## Exercise details
Copy every line from the records below that holds the word "pump".
## Begin Data for this task
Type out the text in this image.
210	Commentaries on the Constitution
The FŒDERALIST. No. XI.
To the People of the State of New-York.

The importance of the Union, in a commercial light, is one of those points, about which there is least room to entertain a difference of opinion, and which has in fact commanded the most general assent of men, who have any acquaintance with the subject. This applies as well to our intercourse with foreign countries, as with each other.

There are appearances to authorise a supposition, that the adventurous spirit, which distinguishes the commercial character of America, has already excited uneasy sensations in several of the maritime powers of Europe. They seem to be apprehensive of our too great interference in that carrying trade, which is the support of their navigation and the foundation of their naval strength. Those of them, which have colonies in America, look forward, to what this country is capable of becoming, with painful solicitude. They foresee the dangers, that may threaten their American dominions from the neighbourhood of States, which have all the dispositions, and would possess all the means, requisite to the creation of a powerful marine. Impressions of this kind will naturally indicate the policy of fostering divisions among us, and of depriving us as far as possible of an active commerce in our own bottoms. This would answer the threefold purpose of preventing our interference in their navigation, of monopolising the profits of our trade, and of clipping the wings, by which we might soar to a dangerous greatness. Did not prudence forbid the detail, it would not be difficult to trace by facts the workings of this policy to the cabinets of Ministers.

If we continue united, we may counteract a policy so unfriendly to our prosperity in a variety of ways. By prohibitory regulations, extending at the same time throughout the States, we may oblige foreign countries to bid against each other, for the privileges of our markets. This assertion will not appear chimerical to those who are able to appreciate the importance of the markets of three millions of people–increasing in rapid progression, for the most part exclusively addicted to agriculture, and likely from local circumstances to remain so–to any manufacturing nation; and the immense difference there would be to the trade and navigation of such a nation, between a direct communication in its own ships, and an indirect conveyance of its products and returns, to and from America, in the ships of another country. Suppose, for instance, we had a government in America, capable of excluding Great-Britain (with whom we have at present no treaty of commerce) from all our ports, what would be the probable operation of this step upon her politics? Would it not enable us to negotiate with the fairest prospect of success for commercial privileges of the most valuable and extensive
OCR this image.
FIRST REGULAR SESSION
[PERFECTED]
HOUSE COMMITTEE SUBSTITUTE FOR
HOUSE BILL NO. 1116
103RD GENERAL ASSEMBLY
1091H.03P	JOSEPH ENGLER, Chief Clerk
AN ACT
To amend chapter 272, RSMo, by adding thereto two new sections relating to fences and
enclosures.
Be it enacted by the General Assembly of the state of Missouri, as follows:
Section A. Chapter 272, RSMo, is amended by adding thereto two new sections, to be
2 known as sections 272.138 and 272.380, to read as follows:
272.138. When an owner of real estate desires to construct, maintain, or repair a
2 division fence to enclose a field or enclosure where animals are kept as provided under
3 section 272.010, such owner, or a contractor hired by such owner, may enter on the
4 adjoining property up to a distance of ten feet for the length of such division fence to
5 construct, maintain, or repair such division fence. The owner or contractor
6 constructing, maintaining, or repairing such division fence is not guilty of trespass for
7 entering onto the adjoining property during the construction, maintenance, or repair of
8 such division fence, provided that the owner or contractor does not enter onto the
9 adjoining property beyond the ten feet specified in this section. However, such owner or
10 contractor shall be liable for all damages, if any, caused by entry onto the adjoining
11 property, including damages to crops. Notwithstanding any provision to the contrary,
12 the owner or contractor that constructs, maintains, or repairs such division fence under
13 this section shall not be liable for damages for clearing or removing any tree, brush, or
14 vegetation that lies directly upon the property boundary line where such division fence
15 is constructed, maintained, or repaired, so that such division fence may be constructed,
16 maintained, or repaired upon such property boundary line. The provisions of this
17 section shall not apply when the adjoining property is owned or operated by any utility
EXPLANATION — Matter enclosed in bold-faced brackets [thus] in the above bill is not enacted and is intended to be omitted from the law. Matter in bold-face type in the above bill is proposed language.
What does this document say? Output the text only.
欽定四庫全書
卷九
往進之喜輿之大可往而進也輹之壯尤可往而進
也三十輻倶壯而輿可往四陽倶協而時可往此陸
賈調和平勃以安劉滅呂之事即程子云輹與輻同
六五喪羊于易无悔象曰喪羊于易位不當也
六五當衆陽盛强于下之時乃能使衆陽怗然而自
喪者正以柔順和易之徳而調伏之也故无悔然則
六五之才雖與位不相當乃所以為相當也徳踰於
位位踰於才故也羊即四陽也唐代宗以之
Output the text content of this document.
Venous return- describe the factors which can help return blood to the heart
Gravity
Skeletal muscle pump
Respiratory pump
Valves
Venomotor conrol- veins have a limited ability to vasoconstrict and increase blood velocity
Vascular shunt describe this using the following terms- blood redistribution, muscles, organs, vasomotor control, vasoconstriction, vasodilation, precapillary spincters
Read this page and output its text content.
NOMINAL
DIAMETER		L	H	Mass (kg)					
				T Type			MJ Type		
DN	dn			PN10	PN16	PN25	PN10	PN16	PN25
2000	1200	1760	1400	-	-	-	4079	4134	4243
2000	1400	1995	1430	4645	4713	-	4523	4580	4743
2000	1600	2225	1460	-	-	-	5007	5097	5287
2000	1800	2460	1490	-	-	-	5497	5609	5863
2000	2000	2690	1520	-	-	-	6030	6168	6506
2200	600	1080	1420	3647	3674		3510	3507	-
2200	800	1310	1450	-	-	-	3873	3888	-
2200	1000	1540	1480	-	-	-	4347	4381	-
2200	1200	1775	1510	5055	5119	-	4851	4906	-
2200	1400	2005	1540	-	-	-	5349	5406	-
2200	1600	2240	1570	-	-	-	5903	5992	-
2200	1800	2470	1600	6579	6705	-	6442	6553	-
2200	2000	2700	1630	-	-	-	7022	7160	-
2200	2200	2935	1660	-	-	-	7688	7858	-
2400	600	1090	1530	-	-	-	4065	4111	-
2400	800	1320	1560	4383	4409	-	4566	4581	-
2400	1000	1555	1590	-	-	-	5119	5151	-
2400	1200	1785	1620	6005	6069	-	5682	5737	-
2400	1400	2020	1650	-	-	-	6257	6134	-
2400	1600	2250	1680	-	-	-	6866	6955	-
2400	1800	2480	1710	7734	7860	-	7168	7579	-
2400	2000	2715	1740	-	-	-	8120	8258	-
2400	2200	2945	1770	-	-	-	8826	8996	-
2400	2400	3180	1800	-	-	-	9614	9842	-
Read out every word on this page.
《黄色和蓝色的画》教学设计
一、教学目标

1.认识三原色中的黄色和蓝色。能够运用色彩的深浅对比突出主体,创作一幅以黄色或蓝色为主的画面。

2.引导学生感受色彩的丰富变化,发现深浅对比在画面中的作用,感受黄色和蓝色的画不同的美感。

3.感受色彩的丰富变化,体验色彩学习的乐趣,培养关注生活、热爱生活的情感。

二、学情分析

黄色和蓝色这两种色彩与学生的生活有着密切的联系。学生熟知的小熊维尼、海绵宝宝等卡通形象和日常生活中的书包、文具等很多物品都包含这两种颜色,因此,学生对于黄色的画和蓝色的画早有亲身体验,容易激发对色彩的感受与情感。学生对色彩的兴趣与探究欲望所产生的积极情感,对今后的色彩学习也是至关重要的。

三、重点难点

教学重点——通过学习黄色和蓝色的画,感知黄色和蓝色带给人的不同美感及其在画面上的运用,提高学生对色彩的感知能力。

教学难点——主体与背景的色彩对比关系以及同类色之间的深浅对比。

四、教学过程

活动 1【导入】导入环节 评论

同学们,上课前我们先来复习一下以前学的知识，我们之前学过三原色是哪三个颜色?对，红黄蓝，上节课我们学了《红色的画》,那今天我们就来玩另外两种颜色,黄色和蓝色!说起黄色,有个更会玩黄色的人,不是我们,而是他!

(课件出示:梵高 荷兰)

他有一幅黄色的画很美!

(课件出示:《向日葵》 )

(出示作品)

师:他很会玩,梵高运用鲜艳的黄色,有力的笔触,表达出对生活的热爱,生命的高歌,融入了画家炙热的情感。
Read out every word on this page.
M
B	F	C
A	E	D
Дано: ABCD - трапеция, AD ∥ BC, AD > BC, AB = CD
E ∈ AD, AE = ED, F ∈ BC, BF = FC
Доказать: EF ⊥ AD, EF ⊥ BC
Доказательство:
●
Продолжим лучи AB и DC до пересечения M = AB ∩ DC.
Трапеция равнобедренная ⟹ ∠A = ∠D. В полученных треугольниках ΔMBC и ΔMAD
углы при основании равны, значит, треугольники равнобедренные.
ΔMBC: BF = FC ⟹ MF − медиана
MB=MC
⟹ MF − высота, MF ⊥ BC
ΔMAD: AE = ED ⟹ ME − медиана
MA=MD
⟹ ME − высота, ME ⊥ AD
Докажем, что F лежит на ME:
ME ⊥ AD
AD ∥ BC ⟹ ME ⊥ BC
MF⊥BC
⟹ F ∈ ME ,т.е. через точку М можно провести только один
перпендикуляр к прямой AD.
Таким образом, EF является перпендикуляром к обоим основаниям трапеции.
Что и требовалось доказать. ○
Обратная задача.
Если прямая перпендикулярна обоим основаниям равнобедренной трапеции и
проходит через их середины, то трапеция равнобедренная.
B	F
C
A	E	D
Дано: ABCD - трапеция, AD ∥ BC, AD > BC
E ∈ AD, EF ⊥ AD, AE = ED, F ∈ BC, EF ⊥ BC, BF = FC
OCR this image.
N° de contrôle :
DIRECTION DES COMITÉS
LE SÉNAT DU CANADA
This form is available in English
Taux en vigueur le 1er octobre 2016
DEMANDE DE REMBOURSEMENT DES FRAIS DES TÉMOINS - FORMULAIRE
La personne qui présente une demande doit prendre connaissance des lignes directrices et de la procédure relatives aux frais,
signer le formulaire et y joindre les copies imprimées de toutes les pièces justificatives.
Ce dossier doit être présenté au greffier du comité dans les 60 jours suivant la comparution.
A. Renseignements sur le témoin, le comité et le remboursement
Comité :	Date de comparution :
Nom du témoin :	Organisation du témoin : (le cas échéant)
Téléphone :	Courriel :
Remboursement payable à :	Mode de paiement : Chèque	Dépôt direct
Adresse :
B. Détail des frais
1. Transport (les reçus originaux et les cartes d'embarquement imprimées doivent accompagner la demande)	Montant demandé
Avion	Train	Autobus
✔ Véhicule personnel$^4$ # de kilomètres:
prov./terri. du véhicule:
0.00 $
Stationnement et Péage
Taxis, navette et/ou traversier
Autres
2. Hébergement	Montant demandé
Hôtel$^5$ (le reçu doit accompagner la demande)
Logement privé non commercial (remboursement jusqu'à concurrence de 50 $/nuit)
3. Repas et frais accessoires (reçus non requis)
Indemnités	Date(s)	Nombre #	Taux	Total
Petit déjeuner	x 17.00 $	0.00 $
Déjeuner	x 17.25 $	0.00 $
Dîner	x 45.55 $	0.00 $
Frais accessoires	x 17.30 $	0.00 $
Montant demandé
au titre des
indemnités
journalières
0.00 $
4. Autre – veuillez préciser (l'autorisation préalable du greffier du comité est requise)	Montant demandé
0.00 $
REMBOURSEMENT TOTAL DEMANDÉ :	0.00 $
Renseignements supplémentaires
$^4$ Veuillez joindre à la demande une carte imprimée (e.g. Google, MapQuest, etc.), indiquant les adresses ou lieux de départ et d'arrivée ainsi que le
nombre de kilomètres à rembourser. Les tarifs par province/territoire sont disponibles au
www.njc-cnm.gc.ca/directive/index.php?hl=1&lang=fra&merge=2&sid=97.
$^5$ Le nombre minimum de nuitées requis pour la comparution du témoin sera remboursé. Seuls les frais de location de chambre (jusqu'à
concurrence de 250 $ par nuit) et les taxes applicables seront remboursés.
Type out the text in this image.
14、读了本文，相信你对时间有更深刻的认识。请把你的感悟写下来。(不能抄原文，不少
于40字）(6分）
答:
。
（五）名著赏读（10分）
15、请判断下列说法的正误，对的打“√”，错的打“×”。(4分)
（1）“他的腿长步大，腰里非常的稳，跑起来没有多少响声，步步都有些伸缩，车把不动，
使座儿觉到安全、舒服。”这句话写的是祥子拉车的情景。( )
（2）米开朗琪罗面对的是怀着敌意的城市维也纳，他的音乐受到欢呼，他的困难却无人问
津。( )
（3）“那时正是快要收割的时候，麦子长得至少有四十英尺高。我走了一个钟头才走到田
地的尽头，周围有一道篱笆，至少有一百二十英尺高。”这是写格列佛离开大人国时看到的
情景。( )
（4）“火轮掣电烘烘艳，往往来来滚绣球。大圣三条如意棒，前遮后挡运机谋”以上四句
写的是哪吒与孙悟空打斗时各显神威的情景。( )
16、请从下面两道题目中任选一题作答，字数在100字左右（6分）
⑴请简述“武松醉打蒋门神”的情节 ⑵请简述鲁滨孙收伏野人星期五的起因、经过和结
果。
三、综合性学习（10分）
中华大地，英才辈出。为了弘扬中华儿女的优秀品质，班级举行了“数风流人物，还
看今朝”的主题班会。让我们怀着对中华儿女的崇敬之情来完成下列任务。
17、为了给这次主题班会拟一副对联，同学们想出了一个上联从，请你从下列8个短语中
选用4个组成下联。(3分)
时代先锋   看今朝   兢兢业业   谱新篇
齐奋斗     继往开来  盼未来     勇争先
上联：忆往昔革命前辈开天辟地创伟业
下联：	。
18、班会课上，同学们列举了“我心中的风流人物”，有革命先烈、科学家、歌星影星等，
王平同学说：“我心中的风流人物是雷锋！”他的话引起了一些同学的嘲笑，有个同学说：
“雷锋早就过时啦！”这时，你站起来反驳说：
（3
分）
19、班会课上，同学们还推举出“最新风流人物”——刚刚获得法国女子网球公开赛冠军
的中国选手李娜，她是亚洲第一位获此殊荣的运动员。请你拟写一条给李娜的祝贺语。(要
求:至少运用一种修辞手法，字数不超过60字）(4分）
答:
## End Data for this task
## Reply
Skeletal muscle pump
Respiratory pump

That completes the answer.